__RECORDS FOR PROCESSING__
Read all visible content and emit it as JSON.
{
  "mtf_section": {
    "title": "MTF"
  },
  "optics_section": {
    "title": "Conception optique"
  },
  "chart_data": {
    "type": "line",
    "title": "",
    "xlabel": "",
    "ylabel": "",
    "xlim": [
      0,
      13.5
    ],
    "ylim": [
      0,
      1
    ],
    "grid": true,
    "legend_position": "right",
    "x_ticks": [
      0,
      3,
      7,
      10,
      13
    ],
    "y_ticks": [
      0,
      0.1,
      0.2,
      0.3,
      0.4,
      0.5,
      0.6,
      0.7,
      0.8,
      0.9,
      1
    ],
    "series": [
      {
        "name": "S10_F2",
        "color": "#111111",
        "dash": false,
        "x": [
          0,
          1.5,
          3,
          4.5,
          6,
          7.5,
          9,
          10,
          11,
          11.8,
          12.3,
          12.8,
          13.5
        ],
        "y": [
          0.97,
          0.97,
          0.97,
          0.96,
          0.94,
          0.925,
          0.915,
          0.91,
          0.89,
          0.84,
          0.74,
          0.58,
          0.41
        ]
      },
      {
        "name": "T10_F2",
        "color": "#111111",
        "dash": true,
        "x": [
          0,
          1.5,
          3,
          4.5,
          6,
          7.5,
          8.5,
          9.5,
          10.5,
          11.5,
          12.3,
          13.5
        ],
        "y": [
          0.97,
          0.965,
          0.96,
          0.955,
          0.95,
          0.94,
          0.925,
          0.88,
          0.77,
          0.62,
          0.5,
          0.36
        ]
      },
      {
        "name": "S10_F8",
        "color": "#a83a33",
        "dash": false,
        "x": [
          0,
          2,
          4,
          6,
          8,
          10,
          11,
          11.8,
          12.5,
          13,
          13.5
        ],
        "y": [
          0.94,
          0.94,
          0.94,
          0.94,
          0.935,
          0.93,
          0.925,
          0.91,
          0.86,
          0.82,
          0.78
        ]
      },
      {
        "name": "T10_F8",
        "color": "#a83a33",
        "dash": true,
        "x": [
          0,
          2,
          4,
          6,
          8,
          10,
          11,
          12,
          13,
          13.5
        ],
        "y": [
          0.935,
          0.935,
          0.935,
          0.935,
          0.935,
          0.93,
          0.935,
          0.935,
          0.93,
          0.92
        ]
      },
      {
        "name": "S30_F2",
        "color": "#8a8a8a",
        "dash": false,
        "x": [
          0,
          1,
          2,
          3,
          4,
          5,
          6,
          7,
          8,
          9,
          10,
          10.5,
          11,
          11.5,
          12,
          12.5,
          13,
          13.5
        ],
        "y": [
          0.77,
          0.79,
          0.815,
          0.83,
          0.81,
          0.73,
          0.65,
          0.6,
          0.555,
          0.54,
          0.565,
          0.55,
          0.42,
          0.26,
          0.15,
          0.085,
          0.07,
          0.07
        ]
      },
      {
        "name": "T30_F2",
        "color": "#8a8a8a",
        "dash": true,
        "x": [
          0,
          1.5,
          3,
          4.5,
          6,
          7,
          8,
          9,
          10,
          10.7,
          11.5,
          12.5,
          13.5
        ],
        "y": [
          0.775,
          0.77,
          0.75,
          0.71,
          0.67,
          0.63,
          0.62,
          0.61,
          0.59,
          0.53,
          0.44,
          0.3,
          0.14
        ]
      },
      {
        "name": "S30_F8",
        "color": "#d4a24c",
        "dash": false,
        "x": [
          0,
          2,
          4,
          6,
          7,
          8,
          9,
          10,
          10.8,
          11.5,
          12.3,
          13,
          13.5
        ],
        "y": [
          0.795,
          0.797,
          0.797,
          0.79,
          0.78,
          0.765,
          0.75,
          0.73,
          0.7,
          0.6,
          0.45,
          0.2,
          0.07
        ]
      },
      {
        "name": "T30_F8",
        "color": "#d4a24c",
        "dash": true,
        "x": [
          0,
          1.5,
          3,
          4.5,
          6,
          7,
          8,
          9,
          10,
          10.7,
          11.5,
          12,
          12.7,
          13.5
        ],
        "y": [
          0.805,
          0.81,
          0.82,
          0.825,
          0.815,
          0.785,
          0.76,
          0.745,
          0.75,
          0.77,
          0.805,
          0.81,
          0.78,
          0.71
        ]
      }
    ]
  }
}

__TASK DESCRIPTION__
Give the entries again in full, exactly as they are written.

__FINISHED ANSWER__
Read all visible content and emit it as JSON.
{
  "mtf_section": {
    "title": "MTF"
  },
  "optics_section": {
    "title": "Conception optique"
  },
  "chart_data": {
    "type": "line",
    "title": "",
    "xlabel": "",
    "ylabel": "",
    "xlim": [
      0,
      13.5
    ],
    "ylim": [
      0,
      1
    ],
    "grid": true,
    "legend_position": "right",
    "x_ticks": [
      0,
      3,
      7,
      10,
      13
    ],
    "y_ticks": [
      0,
      0.1,
      0.2,
      0.3,
      0.4,
      0.5,
      0.6,
      0.7,
      0.8,
      0.9,
      1
    ],
    "series": [
      {
        "name": "S10_F2",
        "color": "#111111",
        "dash": false,
        "x": [
          0,
          1.5,
          3,
          4.5,
          6,
          7.5,
          9,
          10,
          11,
          11.8,
          12.3,
          12.8,
          13.5
        ],
        "y": [
          0.97,
          0.97,
          0.97,
          0.96,
          0.94,
          0.925,
          0.915,
          0.91,
          0.89,
          0.84,
          0.74,
          0.58,
          0.41
        ]
      },
      {
        "name": "T10_F2",
        "color": "#111111",
        "dash": true,
        "x": [
          0,
          1.5,
          3,
          4.5,
          6,
          7.5,
          8.5,
          9.5,
          10.5,
          11.5,
          12.3,
          13.5
        ],
        "y": [
          0.97,
          0.965,
          0.96,
          0.955,
          0.95,
          0.94,
          0.925,
          0.88,
          0.77,
          0.62,
          0.5,
          0.36
        ]
      },
      {
        "name": "S10_F8",
        "color": "#a83a33",
        "dash": false,
        "x": [
          0,
          2,
          4,
          6,
          8,
          10,
          11,
          11.8,
          12.5,
          13,
          13.5
        ],
        "y": [
          0.94,
          0.94,
          0.94,
          0.94,
          0.935,
          0.93,
          0.925,
          0.91,
          0.86,
          0.82,
          0.78
        ]
      },
      {
        "name": "T10_F8",
        "color": "#a83a33",
        "dash": true,
        "x": [
          0,
          2,
          4,
          6,
          8,
          10,
          11,
          12,
          13,
          13.5
        ],
        "y": [
          0.935,
          0.935,
          0.935,
          0.935,
          0.935,
          0.93,
          0.935,
          0.935,
          0.93,
          0.92
        ]
      },
      {
        "name": "S30_F2",
        "color": "#8a8a8a",
        "dash": false,
        "x": [
          0,
          1,
          2,
          3,
          4,
          5,
          6,
          7,
          8,
          9,
          10,
          10.5,
          11,
          11.5,
          12,
          12.5,
          13,
          13.5
        ],
        "y": [
          0.77,
          0.79,
          0.815,
          0.83,
          0.81,
          0.73,
          0.65,
          0.6,
          0.555,
          0.54,
          0.565,
          0.55,
          0.42,
          0.26,
          0.15,
          0.085,
          0.07,
          0.07
        ]
      },
      {
        "name": "T30_F2",
        "color": "#8a8a8a",
        "dash": true,
        "x": [
          0,
          1.5,
          3,
          4.5,
          6,
          7,
          8,
          9,
          10,
          10.7,
          11.5,
          12.5,
          13.5
        ],
        "y": [
          0.775,
          0.77,
          0.75,
          0.71,
          0.67,
          0.63,
          0.62,
          0.61,
          0.59,
          0.53,
          0.44,
          0.3,
          0.14
        ]
      },
      {
        "name": "S30_F8",
        "color": "#d4a24c",
        "dash": false,
        "x": [
          0,
          2,
          4,
          6,
          7,
          8,
          9,
          10,
          10.8,
          11.5,
          12.3,
          13,
          13.5
        ],
        "y": [
          0.795,
          0.797,
          0.797,
          0.79,
          0.78,
          0.765,
          0.75,
          0.73,
          0.7,
          0.6,
          0.45,
          0.2,
          0.07
        ]
      },
      {
        "name": "T30_F8",
        "color": "#d4a24c",
        "dash": true,
        "x": [
          0,
          1.5,
          3,
          4.5,
          6,
          7,
          8,
          9,
          10,
          10.7,
          11.5,
          12,
          12.7,
          13.5
        ],
        "y": [
          0.805,
          0.81,
          0.82,
          0.825,
          0.815,
          0.785,
          0.76,
          0.745,
          0.75,
          0.77,
          0.805,
          0.81,
          0.78,
          0.71
        ]
      }
    ]
  }
}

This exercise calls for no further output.